* _Data supplied_:
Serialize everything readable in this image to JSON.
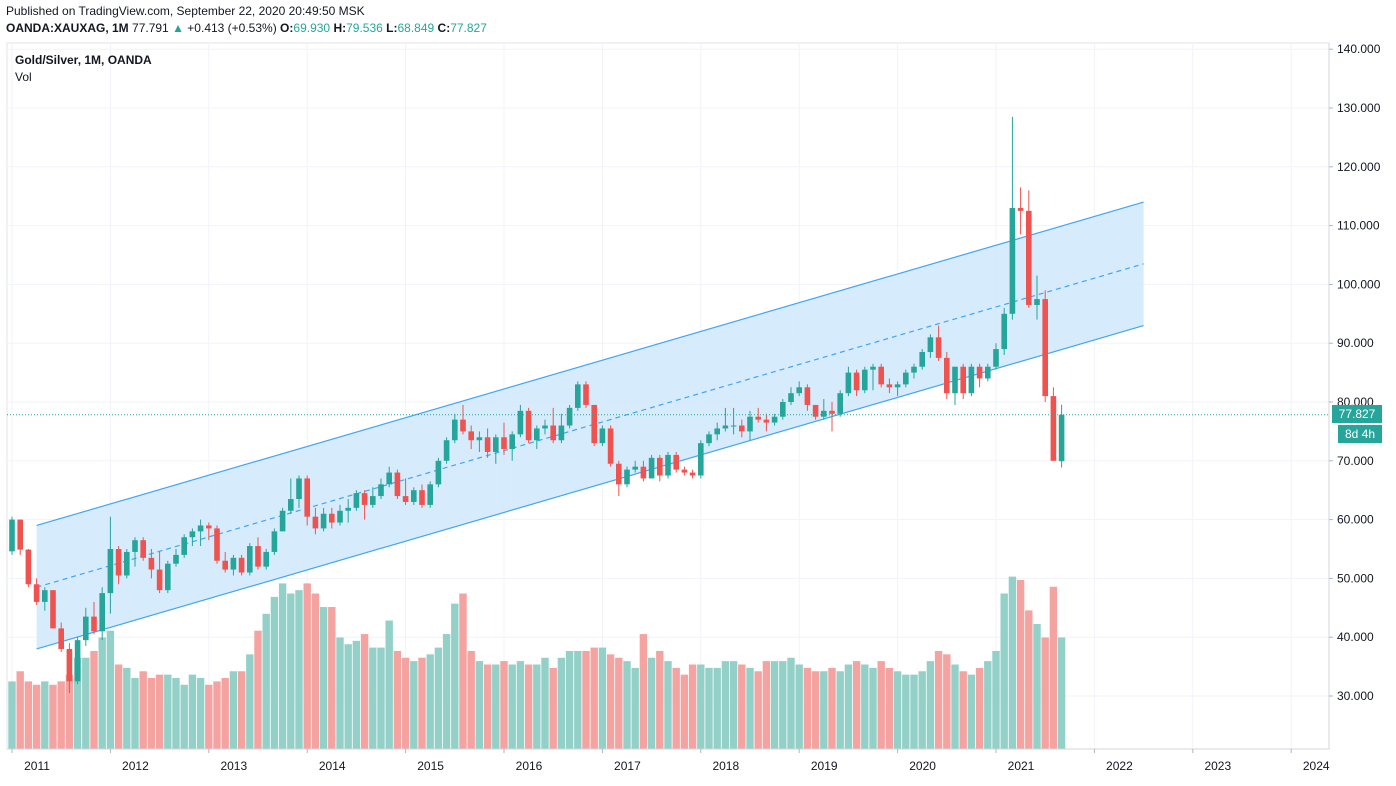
{
  "header": {
    "published": "Published on TradingView.com, September 22, 2020 20:49:50 MSK",
    "symbol": "OANDA:XAUXAG, 1M",
    "last": "77.791",
    "arrow": "▲",
    "change": "+0.413 (+0.53%)",
    "o_label": "O:",
    "o": "69.930",
    "h_label": "H:",
    "h": "79.536",
    "l_label": "L:",
    "l": "68.849",
    "c_label": "C:",
    "c": "77.827"
  },
  "legend": {
    "title": "Gold/Silver, 1M, OANDA",
    "indicator": "Vol"
  },
  "price_label": {
    "value": "77.827",
    "countdown": "8d 4h"
  },
  "colors": {
    "up": "#26a69a",
    "down": "#ef5350",
    "vol_up": "#93d1c8",
    "vol_down": "#f4a3a1",
    "channel_line": "#42a5f5",
    "channel_fill": "#d1e9fc",
    "grid": "#f0f3fa",
    "axis_text": "#131722"
  },
  "chart_data": {
    "type": "candlestick",
    "y_axis": {
      "min": 20,
      "max": 140,
      "ticks": [
        "140.000",
        "130.000",
        "120.000",
        "110.000",
        "100.000",
        "90.000",
        "80.000",
        "70.000",
        "60.000",
        "50.000",
        "40.000",
        "30.000"
      ]
    },
    "x_axis": {
      "ticks": [
        "2011",
        "2012",
        "2013",
        "2014",
        "2015",
        "2016",
        "2017",
        "2018",
        "2019",
        "2020",
        "2021",
        "2022",
        "2023",
        "2024"
      ]
    },
    "candles": [
      [
        54.6,
        60.5,
        54.0,
        60.0,
        20
      ],
      [
        60.0,
        60.0,
        54.0,
        54.9,
        23
      ],
      [
        54.9,
        55.0,
        48.5,
        49.0,
        20
      ],
      [
        49.0,
        50.0,
        45.5,
        46.0,
        19
      ],
      [
        46.0,
        48.5,
        44.5,
        48.0,
        20
      ],
      [
        48.0,
        48.0,
        41.5,
        41.5,
        19
      ],
      [
        41.5,
        42.5,
        37.5,
        38.0,
        20
      ],
      [
        38.0,
        39.0,
        30.5,
        32.5,
        22
      ],
      [
        32.5,
        40.0,
        32.0,
        39.5,
        27
      ],
      [
        39.5,
        45.0,
        38.5,
        43.5,
        27
      ],
      [
        43.5,
        46.0,
        40.5,
        41.0,
        29
      ],
      [
        41.0,
        48.5,
        39.5,
        47.5,
        33
      ],
      [
        47.5,
        60.5,
        44.0,
        55.0,
        35
      ],
      [
        55.0,
        55.5,
        49.0,
        50.5,
        25
      ],
      [
        50.5,
        55.0,
        50.0,
        54.5,
        24
      ],
      [
        54.5,
        57.0,
        52.0,
        56.5,
        21
      ],
      [
        56.5,
        57.0,
        53.0,
        53.5,
        23
      ],
      [
        53.5,
        55.0,
        50.0,
        51.5,
        21
      ],
      [
        51.5,
        54.5,
        47.5,
        48.0,
        22
      ],
      [
        48.0,
        53.0,
        47.5,
        52.5,
        22
      ],
      [
        52.5,
        55.0,
        52.0,
        54.0,
        21
      ],
      [
        54.0,
        57.5,
        53.5,
        57.0,
        19
      ],
      [
        57.0,
        58.5,
        55.5,
        58.0,
        22
      ],
      [
        58.0,
        60.0,
        55.5,
        59.0,
        21
      ],
      [
        59.0,
        59.5,
        56.5,
        58.5,
        19
      ],
      [
        58.5,
        59.0,
        52.5,
        53.0,
        20
      ],
      [
        53.0,
        54.5,
        51.0,
        51.5,
        21
      ],
      [
        51.5,
        54.0,
        50.5,
        53.5,
        23
      ],
      [
        53.5,
        54.0,
        50.5,
        51.0,
        23
      ],
      [
        51.0,
        56.0,
        50.5,
        55.5,
        28
      ],
      [
        55.5,
        57.0,
        51.5,
        52.0,
        35
      ],
      [
        52.0,
        55.0,
        51.5,
        54.5,
        40
      ],
      [
        54.5,
        58.5,
        54.0,
        58.0,
        45
      ],
      [
        58.0,
        62.0,
        58.0,
        61.5,
        49
      ],
      [
        61.5,
        67.0,
        61.0,
        63.5,
        46
      ],
      [
        63.5,
        67.5,
        62.0,
        67.0,
        47
      ],
      [
        67.0,
        67.5,
        59.0,
        60.5,
        49
      ],
      [
        60.5,
        62.0,
        57.5,
        58.5,
        46
      ],
      [
        58.5,
        62.0,
        58.0,
        61.0,
        42
      ],
      [
        61.0,
        62.0,
        58.5,
        59.5,
        42
      ],
      [
        59.5,
        62.5,
        59.0,
        61.5,
        33
      ],
      [
        61.5,
        63.5,
        59.5,
        62.0,
        31
      ],
      [
        62.0,
        65.0,
        61.5,
        64.5,
        32
      ],
      [
        64.5,
        65.0,
        60.0,
        62.5,
        34
      ],
      [
        62.5,
        65.5,
        62.0,
        64.0,
        30
      ],
      [
        64.0,
        67.0,
        63.5,
        66.0,
        30
      ],
      [
        66.0,
        69.0,
        65.5,
        68.0,
        38
      ],
      [
        68.0,
        68.5,
        63.5,
        64.0,
        29
      ],
      [
        64.0,
        67.0,
        62.5,
        63.0,
        27
      ],
      [
        63.0,
        65.5,
        62.5,
        65.0,
        26
      ],
      [
        65.0,
        66.0,
        62.0,
        62.5,
        27
      ],
      [
        62.5,
        66.5,
        62.0,
        66.0,
        28
      ],
      [
        66.0,
        70.5,
        65.5,
        70.0,
        30
      ],
      [
        70.0,
        74.0,
        69.5,
        73.5,
        34
      ],
      [
        73.5,
        78.0,
        73.0,
        77.0,
        43
      ],
      [
        77.0,
        79.5,
        74.5,
        75.0,
        46
      ],
      [
        75.0,
        76.0,
        72.0,
        73.5,
        29
      ],
      [
        73.5,
        75.0,
        71.5,
        74.0,
        26
      ],
      [
        74.0,
        75.5,
        70.5,
        71.5,
        25
      ],
      [
        71.5,
        74.5,
        69.5,
        74.0,
        25
      ],
      [
        74.0,
        76.5,
        71.0,
        72.0,
        26
      ],
      [
        72.0,
        75.0,
        70.0,
        74.5,
        25
      ],
      [
        74.5,
        79.5,
        74.0,
        78.5,
        26
      ],
      [
        78.5,
        79.0,
        73.0,
        73.5,
        25
      ],
      [
        73.5,
        76.0,
        72.0,
        75.5,
        25
      ],
      [
        75.5,
        77.0,
        74.5,
        76.0,
        27
      ],
      [
        76.0,
        79.0,
        73.0,
        73.5,
        24
      ],
      [
        73.5,
        78.0,
        73.0,
        76.0,
        27
      ],
      [
        76.0,
        79.5,
        75.5,
        79.0,
        29
      ],
      [
        79.0,
        83.5,
        78.5,
        83.0,
        29
      ],
      [
        83.0,
        83.5,
        79.0,
        79.5,
        29
      ],
      [
        79.5,
        79.5,
        72.5,
        73.0,
        30
      ],
      [
        73.0,
        76.0,
        72.5,
        75.5,
        30
      ],
      [
        75.5,
        76.0,
        69.0,
        69.5,
        28
      ],
      [
        69.5,
        70.0,
        64.0,
        66.0,
        27
      ],
      [
        66.0,
        69.0,
        65.5,
        68.5,
        26
      ],
      [
        68.5,
        70.0,
        68.0,
        69.0,
        24
      ],
      [
        69.0,
        70.0,
        66.5,
        67.0,
        34
      ],
      [
        67.0,
        71.0,
        67.0,
        70.5,
        27
      ],
      [
        70.5,
        71.0,
        66.5,
        67.5,
        29
      ],
      [
        67.5,
        71.5,
        67.0,
        71.0,
        26
      ],
      [
        71.0,
        71.5,
        68.0,
        68.5,
        24
      ],
      [
        68.5,
        69.0,
        67.5,
        68.0,
        22
      ],
      [
        68.0,
        68.5,
        67.0,
        67.5,
        25
      ],
      [
        67.5,
        73.5,
        67.0,
        73.0,
        25
      ],
      [
        73.0,
        75.0,
        72.5,
        74.5,
        24
      ],
      [
        74.5,
        76.5,
        73.5,
        75.5,
        24
      ],
      [
        75.5,
        79.0,
        75.0,
        76.0,
        26
      ],
      [
        76.0,
        79.0,
        74.5,
        76.0,
        26
      ],
      [
        76.0,
        77.0,
        74.0,
        75.0,
        25
      ],
      [
        75.0,
        78.5,
        73.5,
        77.5,
        24
      ],
      [
        77.5,
        79.0,
        76.5,
        77.0,
        23
      ],
      [
        77.0,
        78.0,
        75.0,
        76.5,
        26
      ],
      [
        76.5,
        78.0,
        76.0,
        77.5,
        26
      ],
      [
        77.5,
        80.5,
        77.0,
        80.0,
        26
      ],
      [
        80.0,
        82.5,
        79.5,
        81.5,
        27
      ],
      [
        81.5,
        83.5,
        81.0,
        82.5,
        25
      ],
      [
        82.5,
        83.0,
        78.5,
        79.5,
        24
      ],
      [
        79.5,
        79.5,
        77.0,
        77.5,
        23
      ],
      [
        77.5,
        80.5,
        77.0,
        78.5,
        23
      ],
      [
        78.5,
        80.0,
        75.0,
        78.0,
        24
      ],
      [
        78.0,
        82.0,
        77.5,
        81.5,
        23
      ],
      [
        81.5,
        86.0,
        81.0,
        85.0,
        25
      ],
      [
        85.0,
        85.5,
        81.0,
        82.0,
        26
      ],
      [
        82.0,
        86.0,
        81.5,
        85.5,
        25
      ],
      [
        85.5,
        86.5,
        82.0,
        86.0,
        24
      ],
      [
        86.0,
        86.5,
        82.5,
        83.0,
        26
      ],
      [
        83.0,
        84.0,
        81.5,
        82.5,
        24
      ],
      [
        82.5,
        83.5,
        81.0,
        83.0,
        23
      ],
      [
        83.0,
        85.5,
        82.5,
        85.0,
        22
      ],
      [
        85.0,
        86.5,
        84.0,
        86.0,
        22
      ],
      [
        86.0,
        89.0,
        85.5,
        88.5,
        23
      ],
      [
        88.5,
        91.5,
        87.5,
        91.0,
        26
      ],
      [
        91.0,
        93.0,
        87.0,
        87.5,
        29
      ],
      [
        87.5,
        88.5,
        80.5,
        81.5,
        28
      ],
      [
        81.5,
        86.0,
        79.5,
        86.0,
        25
      ],
      [
        86.0,
        86.5,
        80.5,
        81.5,
        23
      ],
      [
        81.5,
        86.5,
        81.0,
        86.0,
        22
      ],
      [
        86.0,
        86.5,
        82.5,
        84.0,
        24
      ],
      [
        84.0,
        86.5,
        83.5,
        86.0,
        26
      ],
      [
        86.0,
        90.0,
        85.5,
        89.0,
        29
      ],
      [
        89.0,
        96.0,
        88.0,
        95.0,
        46
      ],
      [
        95.0,
        128.5,
        94.0,
        113.0,
        51
      ],
      [
        113.0,
        116.5,
        108.5,
        112.5,
        50
      ],
      [
        112.5,
        116.0,
        96.0,
        96.5,
        41
      ],
      [
        96.5,
        101.5,
        94.0,
        97.5,
        37
      ],
      [
        97.5,
        99.0,
        80.0,
        81.0,
        33
      ],
      [
        81.0,
        82.5,
        70.0,
        70.0,
        48
      ],
      [
        69.93,
        79.536,
        68.849,
        77.827,
        33
      ]
    ],
    "channel": {
      "upper": {
        "start": [
          "2011-04",
          59.0
        ],
        "end": [
          "2022-07",
          114.0
        ]
      },
      "middle": {
        "start": [
          "2011-04",
          48.5
        ],
        "end": [
          "2022-07",
          103.5
        ]
      },
      "lower": {
        "start": [
          "2011-04",
          38.0
        ],
        "end": [
          "2022-07",
          93.0
        ]
      }
    },
    "last_price_line": 77.827
  }
}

* _Your instructions_: Return every line from the records above that holds the word "OANDA".

* _Correct answer_:
    "symbol": "OANDA:XAUXAG, 1M",
    "title": "Gold/Silver, 1M, OANDA",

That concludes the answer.